In full and without deviation, write out the entries that follow.

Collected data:
= = = = = = =
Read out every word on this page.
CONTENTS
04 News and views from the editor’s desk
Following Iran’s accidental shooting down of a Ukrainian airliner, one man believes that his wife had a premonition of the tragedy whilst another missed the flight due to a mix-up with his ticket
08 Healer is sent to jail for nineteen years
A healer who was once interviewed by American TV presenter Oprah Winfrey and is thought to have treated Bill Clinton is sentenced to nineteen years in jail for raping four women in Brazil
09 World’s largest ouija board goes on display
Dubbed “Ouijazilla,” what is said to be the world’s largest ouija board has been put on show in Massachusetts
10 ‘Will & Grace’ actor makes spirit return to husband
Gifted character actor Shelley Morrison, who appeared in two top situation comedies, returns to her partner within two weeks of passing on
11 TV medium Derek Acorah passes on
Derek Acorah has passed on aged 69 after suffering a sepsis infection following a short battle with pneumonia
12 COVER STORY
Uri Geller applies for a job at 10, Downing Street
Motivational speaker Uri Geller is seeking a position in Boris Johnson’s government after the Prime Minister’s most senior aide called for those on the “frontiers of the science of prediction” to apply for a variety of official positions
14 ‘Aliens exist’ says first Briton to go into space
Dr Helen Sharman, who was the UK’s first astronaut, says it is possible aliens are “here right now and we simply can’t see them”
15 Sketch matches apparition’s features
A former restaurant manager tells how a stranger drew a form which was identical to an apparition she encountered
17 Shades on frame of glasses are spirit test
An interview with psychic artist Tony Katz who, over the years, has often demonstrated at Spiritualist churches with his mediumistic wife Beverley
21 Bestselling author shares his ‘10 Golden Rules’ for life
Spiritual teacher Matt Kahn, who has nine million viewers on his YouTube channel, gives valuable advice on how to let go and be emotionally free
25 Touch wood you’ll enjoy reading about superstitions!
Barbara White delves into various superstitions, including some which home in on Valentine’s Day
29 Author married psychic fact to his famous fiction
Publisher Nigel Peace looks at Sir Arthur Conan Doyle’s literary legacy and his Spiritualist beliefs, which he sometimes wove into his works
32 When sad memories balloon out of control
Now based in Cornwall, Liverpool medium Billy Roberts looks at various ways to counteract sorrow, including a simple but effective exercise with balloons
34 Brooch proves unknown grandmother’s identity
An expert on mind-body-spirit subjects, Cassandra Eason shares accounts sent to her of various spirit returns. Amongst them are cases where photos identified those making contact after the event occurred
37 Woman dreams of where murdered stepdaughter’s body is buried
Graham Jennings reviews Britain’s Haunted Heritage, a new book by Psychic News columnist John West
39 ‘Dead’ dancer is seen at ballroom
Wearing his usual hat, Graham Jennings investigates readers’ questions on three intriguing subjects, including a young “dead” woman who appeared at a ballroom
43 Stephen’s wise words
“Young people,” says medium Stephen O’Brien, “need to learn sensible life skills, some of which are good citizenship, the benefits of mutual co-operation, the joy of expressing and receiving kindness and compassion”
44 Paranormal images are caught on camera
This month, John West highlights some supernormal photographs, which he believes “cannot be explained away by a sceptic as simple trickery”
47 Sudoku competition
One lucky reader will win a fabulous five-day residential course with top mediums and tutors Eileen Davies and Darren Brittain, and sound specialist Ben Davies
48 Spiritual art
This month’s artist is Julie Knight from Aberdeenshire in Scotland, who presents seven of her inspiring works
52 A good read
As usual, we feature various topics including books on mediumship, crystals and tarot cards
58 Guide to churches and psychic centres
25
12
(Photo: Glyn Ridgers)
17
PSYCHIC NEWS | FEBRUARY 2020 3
= = = = = = =
- **Expected answer**:
Read out every word on this page.
CONTENTS
04 News and views from the editor’s desk
Following Iran’s accidental shooting down of a Ukrainian airliner, one man believes that his wife had a premonition of the tragedy whilst another missed the flight due to a mix-up with his ticket
08 Healer is sent to jail for nineteen years
A healer who was once interviewed by American TV presenter Oprah Winfrey and is thought to have treated Bill Clinton is sentenced to nineteen years in jail for raping four women in Brazil
09 World’s largest ouija board goes on display
Dubbed “Ouijazilla,” what is said to be the world’s largest ouija board has been put on show in Massachusetts
10 ‘Will & Grace’ actor makes spirit return to husband
Gifted character actor Shelley Morrison, who appeared in two top situation comedies, returns to her partner within two weeks of passing on
11 TV medium Derek Acorah passes on
Derek Acorah has passed on aged 69 after suffering a sepsis infection following a short battle with pneumonia
12 COVER STORY
Uri Geller applies for a job at 10, Downing Street
Motivational speaker Uri Geller is seeking a position in Boris Johnson’s government after the Prime Minister’s most senior aide called for those on the “frontiers of the science of prediction” to apply for a variety of official positions
14 ‘Aliens exist’ says first Briton to go into space
Dr Helen Sharman, who was the UK’s first astronaut, says it is possible aliens are “here right now and we simply can’t see them”
15 Sketch matches apparition’s features
A former restaurant manager tells how a stranger drew a form which was identical to an apparition she encountered
17 Shades on frame of glasses are spirit test
An interview with psychic artist Tony Katz who, over the years, has often demonstrated at Spiritualist churches with his mediumistic wife Beverley
21 Bestselling author shares his ‘10 Golden Rules’ for life
Spiritual teacher Matt Kahn, who has nine million viewers on his YouTube channel, gives valuable advice on how to let go and be emotionally free
25 Touch wood you’ll enjoy reading about superstitions!
Barbara White delves into various superstitions, including some which home in on Valentine’s Day
29 Author married psychic fact to his famous fiction
Publisher Nigel Peace looks at Sir Arthur Conan Doyle’s literary legacy and his Spiritualist beliefs, which he sometimes wove into his works
32 When sad memories balloon out of control
Now based in Cornwall, Liverpool medium Billy Roberts looks at various ways to counteract sorrow, including a simple but effective exercise with balloons
34 Brooch proves unknown grandmother’s identity
An expert on mind-body-spirit subjects, Cassandra Eason shares accounts sent to her of various spirit returns. Amongst them are cases where photos identified those making contact after the event occurred
37 Woman dreams of where murdered stepdaughter’s body is buried
Graham Jennings reviews Britain’s Haunted Heritage, a new book by Psychic News columnist John West
39 ‘Dead’ dancer is seen at ballroom
Wearing his usual hat, Graham Jennings investigates readers’ questions on three intriguing subjects, including a young “dead” woman who appeared at a ballroom
43 Stephen’s wise words
“Young people,” says medium Stephen O’Brien, “need to learn sensible life skills, some of which are good citizenship, the benefits of mutual co-operation, the joy of expressing and receiving kindness and compassion”
44 Paranormal images are caught on camera
This month, John West highlights some supernormal photographs, which he believes “cannot be explained away by a sceptic as simple trickery”
47 Sudoku competition
One lucky reader will win a fabulous five-day residential course with top mediums and tutors Eileen Davies and Darren Brittain, and sound specialist Ben Davies
48 Spiritual art
This month’s artist is Julie Knight from Aberdeenshire in Scotland, who presents seven of her inspiring works
52 A good read
As usual, we feature various topics including books on mediumship, crystals and tarot cards
58 Guide to churches and psychic centres
25
12
(Photo: Glyn Ridgers)
17
PSYCHIC NEWS | FEBRUARY 2020 3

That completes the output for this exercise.